DATASET:
Begin

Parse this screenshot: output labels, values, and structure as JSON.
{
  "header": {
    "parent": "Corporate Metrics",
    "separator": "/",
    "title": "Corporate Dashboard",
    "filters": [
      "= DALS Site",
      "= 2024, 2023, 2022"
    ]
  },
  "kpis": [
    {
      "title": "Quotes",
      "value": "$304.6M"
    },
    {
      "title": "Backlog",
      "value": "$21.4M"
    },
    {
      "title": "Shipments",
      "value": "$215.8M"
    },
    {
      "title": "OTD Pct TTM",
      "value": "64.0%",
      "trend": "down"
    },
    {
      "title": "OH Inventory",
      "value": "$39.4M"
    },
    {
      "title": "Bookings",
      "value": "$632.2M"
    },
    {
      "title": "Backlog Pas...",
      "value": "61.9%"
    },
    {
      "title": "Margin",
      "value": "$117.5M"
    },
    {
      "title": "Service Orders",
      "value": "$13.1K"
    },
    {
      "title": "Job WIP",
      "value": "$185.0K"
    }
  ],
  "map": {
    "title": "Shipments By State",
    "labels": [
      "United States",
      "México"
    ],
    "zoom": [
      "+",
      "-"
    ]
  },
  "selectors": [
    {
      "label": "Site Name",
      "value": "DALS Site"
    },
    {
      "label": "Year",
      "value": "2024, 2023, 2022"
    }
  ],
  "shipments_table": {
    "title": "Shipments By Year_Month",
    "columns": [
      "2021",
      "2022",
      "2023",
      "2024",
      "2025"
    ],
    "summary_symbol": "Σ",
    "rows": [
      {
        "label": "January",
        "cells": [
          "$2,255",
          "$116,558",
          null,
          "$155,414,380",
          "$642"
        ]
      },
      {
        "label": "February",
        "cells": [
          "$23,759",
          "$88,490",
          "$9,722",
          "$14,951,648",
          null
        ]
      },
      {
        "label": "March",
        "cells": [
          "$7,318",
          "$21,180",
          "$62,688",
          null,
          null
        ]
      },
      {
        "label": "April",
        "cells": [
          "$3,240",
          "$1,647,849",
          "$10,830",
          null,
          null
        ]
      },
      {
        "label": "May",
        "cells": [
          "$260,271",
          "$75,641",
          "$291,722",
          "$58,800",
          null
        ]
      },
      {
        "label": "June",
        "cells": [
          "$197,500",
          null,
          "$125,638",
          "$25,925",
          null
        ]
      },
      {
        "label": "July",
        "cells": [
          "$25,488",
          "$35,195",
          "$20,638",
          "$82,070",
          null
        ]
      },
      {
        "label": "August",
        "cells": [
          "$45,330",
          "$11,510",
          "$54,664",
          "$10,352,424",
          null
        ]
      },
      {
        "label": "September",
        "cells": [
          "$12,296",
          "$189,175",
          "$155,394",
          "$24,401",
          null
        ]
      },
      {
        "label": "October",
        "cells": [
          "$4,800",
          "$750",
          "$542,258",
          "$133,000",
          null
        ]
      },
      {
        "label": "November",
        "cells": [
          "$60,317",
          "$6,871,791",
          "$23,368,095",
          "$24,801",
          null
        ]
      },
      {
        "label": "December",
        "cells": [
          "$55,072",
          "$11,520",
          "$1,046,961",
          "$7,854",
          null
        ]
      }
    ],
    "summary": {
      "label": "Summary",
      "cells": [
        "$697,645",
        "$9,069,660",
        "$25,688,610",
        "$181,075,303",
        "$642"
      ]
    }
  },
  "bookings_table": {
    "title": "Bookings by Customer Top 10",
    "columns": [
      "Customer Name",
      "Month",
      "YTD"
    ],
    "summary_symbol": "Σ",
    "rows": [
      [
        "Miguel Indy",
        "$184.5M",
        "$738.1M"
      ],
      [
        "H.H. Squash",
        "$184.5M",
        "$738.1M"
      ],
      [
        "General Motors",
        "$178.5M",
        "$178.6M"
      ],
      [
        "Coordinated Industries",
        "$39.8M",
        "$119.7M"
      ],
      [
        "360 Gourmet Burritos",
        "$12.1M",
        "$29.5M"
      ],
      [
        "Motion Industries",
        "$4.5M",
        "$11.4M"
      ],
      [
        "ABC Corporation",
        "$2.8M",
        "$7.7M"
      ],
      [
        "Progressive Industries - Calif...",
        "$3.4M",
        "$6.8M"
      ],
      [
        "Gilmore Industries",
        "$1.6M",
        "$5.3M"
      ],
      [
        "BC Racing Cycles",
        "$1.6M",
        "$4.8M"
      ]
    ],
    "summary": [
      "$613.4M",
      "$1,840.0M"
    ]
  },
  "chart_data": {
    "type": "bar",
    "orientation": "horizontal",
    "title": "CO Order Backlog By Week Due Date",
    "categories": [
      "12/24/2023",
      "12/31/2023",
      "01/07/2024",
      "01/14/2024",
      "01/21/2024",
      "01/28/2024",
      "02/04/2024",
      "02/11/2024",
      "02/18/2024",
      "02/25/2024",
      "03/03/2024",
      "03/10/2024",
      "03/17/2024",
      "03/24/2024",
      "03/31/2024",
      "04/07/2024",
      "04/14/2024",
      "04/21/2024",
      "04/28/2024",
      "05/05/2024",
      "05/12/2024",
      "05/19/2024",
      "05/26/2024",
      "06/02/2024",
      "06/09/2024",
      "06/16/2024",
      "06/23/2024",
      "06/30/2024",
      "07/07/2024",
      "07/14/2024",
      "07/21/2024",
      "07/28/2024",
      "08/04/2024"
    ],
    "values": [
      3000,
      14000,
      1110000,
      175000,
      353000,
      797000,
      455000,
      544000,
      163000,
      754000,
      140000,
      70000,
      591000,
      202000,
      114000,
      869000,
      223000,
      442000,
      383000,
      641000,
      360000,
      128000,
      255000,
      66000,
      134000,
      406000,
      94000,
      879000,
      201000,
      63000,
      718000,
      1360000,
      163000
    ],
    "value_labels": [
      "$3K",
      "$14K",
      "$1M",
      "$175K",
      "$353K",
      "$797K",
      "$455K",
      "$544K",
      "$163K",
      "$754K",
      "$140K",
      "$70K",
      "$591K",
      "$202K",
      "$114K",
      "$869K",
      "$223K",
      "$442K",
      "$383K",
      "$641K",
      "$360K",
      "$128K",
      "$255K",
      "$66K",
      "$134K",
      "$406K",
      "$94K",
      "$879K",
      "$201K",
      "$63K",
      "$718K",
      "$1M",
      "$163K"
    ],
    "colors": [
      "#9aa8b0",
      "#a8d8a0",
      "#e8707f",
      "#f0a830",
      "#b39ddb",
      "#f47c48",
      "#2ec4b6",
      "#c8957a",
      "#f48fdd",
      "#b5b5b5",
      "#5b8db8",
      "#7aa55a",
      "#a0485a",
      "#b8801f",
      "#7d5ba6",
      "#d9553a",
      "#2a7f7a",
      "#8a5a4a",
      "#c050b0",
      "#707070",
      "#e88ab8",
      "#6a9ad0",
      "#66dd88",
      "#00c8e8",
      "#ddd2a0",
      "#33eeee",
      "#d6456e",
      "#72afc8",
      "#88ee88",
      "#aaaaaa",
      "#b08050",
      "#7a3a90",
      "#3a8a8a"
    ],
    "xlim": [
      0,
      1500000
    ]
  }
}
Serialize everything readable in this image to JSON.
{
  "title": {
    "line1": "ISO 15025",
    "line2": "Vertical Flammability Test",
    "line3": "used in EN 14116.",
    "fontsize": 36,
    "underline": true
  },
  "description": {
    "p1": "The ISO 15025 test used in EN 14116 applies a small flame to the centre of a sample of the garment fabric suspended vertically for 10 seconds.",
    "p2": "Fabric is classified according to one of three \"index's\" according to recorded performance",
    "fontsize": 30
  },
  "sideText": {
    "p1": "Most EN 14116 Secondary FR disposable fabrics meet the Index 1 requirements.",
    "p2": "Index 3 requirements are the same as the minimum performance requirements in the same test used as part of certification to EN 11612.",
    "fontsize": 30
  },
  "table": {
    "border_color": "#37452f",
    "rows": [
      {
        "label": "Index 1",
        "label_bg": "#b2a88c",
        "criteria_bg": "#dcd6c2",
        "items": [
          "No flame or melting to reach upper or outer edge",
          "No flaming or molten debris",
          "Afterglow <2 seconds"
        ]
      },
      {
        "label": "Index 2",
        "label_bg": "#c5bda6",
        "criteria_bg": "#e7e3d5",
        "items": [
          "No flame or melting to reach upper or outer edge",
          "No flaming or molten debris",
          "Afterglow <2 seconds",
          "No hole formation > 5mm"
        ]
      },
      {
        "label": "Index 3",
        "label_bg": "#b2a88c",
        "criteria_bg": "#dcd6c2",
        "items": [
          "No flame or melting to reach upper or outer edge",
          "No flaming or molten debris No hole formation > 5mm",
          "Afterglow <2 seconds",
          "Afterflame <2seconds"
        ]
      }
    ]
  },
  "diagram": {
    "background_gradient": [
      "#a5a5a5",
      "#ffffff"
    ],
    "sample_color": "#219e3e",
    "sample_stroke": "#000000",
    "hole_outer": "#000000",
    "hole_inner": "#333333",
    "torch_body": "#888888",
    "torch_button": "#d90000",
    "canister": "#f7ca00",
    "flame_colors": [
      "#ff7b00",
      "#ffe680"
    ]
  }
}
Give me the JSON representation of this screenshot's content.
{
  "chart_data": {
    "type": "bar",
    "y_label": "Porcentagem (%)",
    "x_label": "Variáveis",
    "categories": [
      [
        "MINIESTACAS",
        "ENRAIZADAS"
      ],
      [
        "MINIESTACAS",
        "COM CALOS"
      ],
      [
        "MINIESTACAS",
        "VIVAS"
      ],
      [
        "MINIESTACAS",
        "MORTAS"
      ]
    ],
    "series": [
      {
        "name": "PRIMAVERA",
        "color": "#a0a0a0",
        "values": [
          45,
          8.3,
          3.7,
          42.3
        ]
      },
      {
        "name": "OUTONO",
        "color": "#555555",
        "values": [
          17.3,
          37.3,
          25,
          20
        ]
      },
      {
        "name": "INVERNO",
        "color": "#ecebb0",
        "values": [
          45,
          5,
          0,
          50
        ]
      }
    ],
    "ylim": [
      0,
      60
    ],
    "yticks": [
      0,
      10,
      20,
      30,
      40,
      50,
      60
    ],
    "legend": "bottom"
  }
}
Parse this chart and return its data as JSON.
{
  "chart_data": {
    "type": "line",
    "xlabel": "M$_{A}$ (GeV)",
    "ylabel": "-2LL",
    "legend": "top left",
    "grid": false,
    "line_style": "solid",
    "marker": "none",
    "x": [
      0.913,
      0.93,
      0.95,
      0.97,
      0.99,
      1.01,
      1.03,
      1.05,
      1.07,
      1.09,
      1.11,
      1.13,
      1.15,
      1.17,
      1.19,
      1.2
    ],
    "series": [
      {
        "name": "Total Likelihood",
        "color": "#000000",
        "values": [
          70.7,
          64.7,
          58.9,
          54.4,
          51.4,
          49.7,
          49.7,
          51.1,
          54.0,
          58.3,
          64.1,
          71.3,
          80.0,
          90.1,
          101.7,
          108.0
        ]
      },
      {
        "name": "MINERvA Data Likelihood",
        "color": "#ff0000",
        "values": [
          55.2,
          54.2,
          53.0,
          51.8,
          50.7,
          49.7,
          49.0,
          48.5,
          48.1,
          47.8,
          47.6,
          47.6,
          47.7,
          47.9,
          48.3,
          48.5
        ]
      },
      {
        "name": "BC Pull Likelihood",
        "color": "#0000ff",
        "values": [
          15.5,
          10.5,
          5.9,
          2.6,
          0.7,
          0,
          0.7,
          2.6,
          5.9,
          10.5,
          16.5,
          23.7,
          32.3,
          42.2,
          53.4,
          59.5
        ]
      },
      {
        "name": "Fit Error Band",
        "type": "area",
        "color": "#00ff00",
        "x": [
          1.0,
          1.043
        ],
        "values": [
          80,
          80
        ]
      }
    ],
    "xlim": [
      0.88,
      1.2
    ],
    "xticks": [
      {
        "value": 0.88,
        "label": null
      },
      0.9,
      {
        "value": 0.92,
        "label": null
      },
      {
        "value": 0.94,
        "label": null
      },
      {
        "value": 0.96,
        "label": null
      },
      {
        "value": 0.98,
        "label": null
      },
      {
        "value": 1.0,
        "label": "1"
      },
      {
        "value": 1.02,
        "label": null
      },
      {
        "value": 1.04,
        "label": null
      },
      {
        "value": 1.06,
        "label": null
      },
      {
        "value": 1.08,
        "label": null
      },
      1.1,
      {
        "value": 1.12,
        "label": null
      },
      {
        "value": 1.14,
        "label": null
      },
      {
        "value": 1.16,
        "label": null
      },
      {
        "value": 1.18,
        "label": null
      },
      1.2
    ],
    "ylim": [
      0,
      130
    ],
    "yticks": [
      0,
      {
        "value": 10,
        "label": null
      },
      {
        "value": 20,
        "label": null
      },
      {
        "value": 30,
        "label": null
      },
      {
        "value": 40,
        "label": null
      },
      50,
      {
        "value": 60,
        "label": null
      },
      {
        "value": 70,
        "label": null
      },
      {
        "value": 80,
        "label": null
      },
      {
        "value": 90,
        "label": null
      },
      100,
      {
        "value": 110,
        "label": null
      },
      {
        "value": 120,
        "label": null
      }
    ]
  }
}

End

PROBLEM TO WORK ON:
Reproduce every line from the entries that holds the word "screenshot".

ANSWER TO THIS TASK:
Parse this screenshot: output labels, values, and structure as JSON.
Give me the JSON representation of this screenshot's content.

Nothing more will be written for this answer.